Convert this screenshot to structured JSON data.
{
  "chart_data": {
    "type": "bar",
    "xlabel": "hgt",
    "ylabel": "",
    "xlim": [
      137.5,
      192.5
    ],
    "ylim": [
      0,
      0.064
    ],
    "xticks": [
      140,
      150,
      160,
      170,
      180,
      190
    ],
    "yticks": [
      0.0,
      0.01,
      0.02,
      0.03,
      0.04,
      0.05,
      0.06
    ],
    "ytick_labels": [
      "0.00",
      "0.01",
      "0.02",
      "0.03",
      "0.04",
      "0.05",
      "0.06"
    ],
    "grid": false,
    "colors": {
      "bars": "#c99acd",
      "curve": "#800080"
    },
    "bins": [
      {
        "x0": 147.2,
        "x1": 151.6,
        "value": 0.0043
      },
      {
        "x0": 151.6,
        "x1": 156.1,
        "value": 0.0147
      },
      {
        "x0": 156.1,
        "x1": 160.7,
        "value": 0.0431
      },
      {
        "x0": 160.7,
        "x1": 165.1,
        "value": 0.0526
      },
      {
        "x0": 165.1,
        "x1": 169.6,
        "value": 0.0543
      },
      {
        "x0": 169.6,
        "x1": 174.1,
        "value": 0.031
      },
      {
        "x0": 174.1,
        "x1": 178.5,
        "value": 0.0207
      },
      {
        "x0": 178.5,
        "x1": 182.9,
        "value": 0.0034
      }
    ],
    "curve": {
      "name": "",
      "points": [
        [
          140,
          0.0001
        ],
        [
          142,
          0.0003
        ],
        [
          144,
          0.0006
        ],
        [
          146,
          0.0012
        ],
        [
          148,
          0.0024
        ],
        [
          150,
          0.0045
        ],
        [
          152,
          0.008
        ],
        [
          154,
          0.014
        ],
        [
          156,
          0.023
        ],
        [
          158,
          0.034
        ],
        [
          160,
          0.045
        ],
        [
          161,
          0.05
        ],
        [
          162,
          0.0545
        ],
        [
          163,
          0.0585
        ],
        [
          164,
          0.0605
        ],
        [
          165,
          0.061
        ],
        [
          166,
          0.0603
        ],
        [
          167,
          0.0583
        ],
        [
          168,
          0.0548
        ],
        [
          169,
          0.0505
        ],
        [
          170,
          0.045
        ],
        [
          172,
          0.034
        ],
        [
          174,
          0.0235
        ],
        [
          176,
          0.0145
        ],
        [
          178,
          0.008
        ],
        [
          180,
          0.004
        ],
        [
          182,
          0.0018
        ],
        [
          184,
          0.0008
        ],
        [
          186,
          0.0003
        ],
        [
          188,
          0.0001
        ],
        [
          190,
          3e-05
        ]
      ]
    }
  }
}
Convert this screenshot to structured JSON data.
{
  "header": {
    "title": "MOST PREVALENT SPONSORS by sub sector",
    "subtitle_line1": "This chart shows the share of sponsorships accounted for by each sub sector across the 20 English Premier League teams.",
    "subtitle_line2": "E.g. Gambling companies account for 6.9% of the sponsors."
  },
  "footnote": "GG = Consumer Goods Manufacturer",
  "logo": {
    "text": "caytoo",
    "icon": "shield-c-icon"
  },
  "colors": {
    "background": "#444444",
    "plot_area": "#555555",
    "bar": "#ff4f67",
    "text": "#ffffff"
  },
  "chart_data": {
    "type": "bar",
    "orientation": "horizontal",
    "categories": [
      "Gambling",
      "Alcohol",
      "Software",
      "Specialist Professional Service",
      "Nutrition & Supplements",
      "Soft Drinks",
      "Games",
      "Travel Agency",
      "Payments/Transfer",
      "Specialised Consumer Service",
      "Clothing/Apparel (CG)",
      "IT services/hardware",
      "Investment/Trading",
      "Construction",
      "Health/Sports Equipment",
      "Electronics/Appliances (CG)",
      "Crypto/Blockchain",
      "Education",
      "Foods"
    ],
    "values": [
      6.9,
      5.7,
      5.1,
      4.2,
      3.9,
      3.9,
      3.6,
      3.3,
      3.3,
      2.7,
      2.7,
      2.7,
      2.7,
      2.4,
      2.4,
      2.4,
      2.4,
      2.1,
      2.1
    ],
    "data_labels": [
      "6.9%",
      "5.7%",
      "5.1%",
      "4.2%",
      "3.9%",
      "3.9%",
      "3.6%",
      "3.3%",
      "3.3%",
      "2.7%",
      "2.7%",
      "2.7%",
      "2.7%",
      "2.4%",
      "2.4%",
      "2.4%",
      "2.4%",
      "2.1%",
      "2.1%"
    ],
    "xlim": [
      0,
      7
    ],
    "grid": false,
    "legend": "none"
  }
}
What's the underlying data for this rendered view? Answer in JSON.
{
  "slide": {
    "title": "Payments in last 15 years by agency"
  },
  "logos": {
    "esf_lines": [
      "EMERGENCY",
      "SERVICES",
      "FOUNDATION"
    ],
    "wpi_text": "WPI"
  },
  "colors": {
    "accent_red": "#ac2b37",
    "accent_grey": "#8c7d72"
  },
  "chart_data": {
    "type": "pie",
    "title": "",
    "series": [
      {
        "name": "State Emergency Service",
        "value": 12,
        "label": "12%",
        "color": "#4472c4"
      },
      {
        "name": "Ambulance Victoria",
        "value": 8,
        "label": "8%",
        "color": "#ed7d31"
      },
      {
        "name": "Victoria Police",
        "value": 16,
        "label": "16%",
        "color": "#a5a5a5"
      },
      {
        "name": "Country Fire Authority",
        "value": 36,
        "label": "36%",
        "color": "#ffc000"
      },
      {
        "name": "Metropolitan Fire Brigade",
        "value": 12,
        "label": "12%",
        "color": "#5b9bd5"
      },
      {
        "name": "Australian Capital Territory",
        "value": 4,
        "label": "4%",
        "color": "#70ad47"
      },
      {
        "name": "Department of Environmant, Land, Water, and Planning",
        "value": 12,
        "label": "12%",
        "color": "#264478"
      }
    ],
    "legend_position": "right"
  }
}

## What you have to do
Check each line of the records for the string "Consumer" and state how many lines contain it. Give only the number.

## Exercise result
2